══ Document extract ══
Capture and visualize metrics using Prometheus and Grafana

Component: Metrics
NuGet Package NServiceBus.Metrics (1.x)
Target NServiceBus Version: 6.x

Introduction

Prometheus is a monitoring solution for storing time series data like metrics. Grafana allows to visualize the data stored in Prometheus (and other sources). This sample demonstrates how to capture NServiceBus metrics, storing these in Prometheus and visualizing these metrics using Grafana.

Grafana NServiceBus processing time

This sample reports the following metrics to Prometheus:

  • Fetched messages per second
  • Failed messages per second
  • Successful messages per second
  • Critical time in seconds
  • Processing time seconds

For a detailed explanation of these metrics refer to the metrics captured section in the metrics documentation.

Prerequisites

To run this sample, download and run both Prometheus and Grafana. This sample uses Prometheus and Grafana.

Code overview

The sample simulates messages load with a random 10% failure rate using the LoadSimulator class:

var simulator = new LoadSimulator(endpointInstance, TimeSpan.Zero, TimeSpan.FromSeconds(10));
simulator.Start();

Capturing metric values

A Prometheus service is hosted inside an endpoint via the NuGet package prometheus-net. The service enables Prometheus to scrape data gathered by the metrics package. In the sample the service that exposes the data to scrape is hosted on http://localhost:3030. The service is started and stopped inside a feature startup task as shown below

class MetricServerTask : FeatureStartupTask
{
    MetricServer metricServer = new MetricServer(port: 3030);

    protected override Task OnStart(IMessageSession session)
═══
══ Listed entries ══
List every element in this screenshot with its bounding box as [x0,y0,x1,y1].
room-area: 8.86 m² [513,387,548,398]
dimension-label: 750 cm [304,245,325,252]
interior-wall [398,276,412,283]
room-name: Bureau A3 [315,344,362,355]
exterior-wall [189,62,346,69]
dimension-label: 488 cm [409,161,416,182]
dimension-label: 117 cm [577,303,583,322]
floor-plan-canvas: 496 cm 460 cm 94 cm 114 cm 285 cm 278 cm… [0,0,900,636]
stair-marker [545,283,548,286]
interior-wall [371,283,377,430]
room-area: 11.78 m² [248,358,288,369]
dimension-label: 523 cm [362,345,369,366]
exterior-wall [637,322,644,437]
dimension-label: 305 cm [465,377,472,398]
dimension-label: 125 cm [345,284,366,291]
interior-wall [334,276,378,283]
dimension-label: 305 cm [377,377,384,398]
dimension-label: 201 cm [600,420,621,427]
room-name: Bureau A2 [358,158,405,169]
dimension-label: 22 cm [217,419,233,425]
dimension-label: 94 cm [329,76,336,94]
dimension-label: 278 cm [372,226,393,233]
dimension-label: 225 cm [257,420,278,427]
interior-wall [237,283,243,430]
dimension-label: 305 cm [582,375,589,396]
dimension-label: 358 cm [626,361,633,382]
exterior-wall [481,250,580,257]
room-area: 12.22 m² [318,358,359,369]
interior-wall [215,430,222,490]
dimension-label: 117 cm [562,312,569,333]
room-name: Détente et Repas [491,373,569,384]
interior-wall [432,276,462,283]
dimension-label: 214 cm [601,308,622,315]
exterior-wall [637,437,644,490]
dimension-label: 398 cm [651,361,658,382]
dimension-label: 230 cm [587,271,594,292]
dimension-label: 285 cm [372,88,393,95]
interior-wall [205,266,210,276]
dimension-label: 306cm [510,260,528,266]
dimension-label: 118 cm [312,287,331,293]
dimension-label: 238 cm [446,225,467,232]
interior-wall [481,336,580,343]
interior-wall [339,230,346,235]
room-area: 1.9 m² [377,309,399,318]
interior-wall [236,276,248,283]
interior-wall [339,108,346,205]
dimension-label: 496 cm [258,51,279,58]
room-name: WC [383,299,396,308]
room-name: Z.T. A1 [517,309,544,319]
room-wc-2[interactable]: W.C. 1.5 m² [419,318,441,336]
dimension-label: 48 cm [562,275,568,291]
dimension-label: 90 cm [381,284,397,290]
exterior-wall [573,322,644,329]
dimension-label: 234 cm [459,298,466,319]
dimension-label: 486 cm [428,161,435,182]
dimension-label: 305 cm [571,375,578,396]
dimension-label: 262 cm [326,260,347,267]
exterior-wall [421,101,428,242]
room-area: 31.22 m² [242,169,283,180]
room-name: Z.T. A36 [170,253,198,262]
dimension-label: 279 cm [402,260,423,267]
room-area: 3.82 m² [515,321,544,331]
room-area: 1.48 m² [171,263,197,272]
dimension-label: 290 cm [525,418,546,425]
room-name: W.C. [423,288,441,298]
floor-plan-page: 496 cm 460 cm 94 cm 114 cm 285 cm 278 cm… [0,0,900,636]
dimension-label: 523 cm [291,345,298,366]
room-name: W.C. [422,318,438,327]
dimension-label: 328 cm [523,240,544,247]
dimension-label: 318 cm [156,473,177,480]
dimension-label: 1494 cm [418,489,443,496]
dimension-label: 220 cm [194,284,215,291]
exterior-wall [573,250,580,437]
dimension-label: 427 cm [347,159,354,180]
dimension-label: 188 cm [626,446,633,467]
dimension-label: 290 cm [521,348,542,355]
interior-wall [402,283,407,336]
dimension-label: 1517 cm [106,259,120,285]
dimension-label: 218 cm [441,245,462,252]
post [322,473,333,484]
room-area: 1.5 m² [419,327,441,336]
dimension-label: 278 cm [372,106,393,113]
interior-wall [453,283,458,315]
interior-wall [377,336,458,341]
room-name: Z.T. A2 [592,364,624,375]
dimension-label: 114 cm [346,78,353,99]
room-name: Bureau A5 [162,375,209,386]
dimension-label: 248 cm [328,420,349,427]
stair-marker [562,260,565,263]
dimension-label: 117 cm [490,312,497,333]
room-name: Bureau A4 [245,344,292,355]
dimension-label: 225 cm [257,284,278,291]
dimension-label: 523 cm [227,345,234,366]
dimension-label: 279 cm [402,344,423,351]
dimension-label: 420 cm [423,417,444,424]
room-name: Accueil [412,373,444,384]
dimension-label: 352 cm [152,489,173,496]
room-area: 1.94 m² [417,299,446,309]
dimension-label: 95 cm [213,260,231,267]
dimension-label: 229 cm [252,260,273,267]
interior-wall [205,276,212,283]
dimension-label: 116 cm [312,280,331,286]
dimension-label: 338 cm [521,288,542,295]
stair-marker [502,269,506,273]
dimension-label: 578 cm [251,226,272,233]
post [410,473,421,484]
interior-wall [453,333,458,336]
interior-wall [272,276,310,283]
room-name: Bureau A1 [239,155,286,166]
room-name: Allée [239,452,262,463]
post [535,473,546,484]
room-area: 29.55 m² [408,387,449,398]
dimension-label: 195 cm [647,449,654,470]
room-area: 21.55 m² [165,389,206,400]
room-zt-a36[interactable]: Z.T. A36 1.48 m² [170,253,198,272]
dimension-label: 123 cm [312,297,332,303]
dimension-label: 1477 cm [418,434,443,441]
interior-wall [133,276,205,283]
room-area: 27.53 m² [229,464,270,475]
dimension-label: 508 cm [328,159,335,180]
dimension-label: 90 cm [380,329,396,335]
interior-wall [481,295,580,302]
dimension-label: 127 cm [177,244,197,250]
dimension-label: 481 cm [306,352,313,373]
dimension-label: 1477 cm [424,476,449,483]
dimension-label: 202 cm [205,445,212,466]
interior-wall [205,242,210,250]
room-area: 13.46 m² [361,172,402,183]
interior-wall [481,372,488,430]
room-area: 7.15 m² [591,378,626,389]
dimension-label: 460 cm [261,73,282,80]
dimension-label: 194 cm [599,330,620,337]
═══
* Goal: Write the next part of the page on capturing NServiceBus metrics with Prometheus and Grafana, starting right after its last line.

* Exercise answer:
    {
        metricServer.Start();
        return Task.CompletedTask;
    }

    protected override Task OnStop(IMessageSession session)
    {
        metricServer.Stop();
        return Task.CompletedTask;
    }
}

Custom observers need to be registered for the metric probes provided via NServiceBus.Metrics. This is all setup in the PrometheusFeature

metricsOptions = settings.EnableMetrics();

The names provided by the NServiceBus.Metrics probes are not compatible with Prometheus. The NServiceBus.Metrics names need to be aligned with the naming conventions defined by Prometheus by mapping them accordingly

Counters: nservicebus_{counter-name}_total

Summaries: nservicebus_{summary-name}_seconds

Dictionary<string, string> nameMapping = new Dictionary<string, string>
{
    // https://prometheus.io/docs/practices/naming/
    {"# of msgs successfully processed / sec", "nservicebus_success_total"},
    {"# of msgs pulled from the input queue /sec", "nservicebus_fetched_total"},
    {"# of msgs failures / sec", "nservicebus_failure_total"},
    {"Critical Time", "nservicebus_criticaltime_seconds"},
    {"Processing Time", "nservicebus_processingtime_seconds"},
};

The registered observers convert NServiceBus.Metric Signals to Prometheus Counters and NServiceBus.Metric Durations to Prometheus Summaries. Additionally, labels are added that identify the endpoint, the endpoint queue and more within Prometheus. With these labels, it is possible to filter and group metric values.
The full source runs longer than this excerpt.